Data records>

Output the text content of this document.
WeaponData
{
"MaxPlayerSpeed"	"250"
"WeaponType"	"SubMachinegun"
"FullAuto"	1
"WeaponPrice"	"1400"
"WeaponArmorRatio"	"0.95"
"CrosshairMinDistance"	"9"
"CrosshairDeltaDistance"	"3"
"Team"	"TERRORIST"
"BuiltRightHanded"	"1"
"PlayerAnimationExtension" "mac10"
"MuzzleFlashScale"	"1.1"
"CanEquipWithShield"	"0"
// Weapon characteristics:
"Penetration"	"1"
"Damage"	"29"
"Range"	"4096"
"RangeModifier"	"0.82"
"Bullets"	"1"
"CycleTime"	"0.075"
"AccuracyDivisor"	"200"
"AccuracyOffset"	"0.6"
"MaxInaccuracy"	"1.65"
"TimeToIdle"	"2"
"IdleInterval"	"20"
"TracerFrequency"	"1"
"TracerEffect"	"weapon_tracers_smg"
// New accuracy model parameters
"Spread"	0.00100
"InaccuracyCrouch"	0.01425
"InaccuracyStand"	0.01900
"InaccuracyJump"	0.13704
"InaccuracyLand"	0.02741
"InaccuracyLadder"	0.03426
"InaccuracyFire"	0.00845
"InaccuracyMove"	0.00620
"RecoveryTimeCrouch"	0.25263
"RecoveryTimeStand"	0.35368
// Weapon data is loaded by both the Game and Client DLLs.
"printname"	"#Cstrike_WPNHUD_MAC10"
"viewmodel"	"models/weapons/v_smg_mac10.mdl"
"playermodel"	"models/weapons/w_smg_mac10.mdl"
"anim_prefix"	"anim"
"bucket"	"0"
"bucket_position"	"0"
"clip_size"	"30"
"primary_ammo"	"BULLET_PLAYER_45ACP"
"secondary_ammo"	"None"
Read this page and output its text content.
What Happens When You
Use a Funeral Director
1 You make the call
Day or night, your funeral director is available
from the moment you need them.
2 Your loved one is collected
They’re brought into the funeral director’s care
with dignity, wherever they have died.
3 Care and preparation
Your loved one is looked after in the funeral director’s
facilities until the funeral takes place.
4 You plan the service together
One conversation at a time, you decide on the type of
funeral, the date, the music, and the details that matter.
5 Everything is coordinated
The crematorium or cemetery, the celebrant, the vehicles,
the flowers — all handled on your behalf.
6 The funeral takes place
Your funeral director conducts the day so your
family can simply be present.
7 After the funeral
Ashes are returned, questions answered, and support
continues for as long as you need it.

Written instruction> Retype the listing above in full, with no alterations.

Complete response>
Output the text content of this document.
WeaponData
{
"MaxPlayerSpeed"	"250"
"WeaponType"	"SubMachinegun"
"FullAuto"	1
"WeaponPrice"	"1400"
"WeaponArmorRatio"	"0.95"
"CrosshairMinDistance"	"9"
"CrosshairDeltaDistance"	"3"
"Team"	"TERRORIST"
"BuiltRightHanded"	"1"
"PlayerAnimationExtension" "mac10"
"MuzzleFlashScale"	"1.1"
"CanEquipWithShield"	"0"
// Weapon characteristics:
"Penetration"	"1"
"Damage"	"29"
"Range"	"4096"
"RangeModifier"	"0.82"
"Bullets"	"1"
"CycleTime"	"0.075"
"AccuracyDivisor"	"200"
"AccuracyOffset"	"0.6"
"MaxInaccuracy"	"1.65"
"TimeToIdle"	"2"
"IdleInterval"	"20"
"TracerFrequency"	"1"
"TracerEffect"	"weapon_tracers_smg"
// New accuracy model parameters
"Spread"	0.00100
"InaccuracyCrouch"	0.01425
"InaccuracyStand"	0.01900
"InaccuracyJump"	0.13704
"InaccuracyLand"	0.02741
"InaccuracyLadder"	0.03426
"InaccuracyFire"	0.00845
"InaccuracyMove"	0.00620
"RecoveryTimeCrouch"	0.25263
"RecoveryTimeStand"	0.35368
// Weapon data is loaded by both the Game and Client DLLs.
"printname"	"#Cstrike_WPNHUD_MAC10"
"viewmodel"	"models/weapons/v_smg_mac10.mdl"
"playermodel"	"models/weapons/w_smg_mac10.mdl"
"anim_prefix"	"anim"
"bucket"	"0"
"bucket_position"	"0"
"clip_size"	"30"
"primary_ammo"	"BULLET_PLAYER_45ACP"
"secondary_ammo"	"None"
Read this page and output its text content.
What Happens When You
Use a Funeral Director
1 You make the call
Day or night, your funeral director is available
from the moment you need them.
2 Your loved one is collected
They’re brought into the funeral director’s care
with dignity, wherever they have died.
3 Care and preparation
Your loved one is looked after in the funeral director’s
facilities until the funeral takes place.
4 You plan the service together
One conversation at a time, you decide on the type of
funeral, the date, the music, and the details that matter.
5 Everything is coordinated
The crematorium or cemetery, the celebrant, the vehicles,
the flowers — all handled on your behalf.
6 The funeral takes place
Your funeral director conducts the day so your
family can simply be present.
7 After the funeral
Ashes are returned, questions answered, and support
continues for as long as you need it.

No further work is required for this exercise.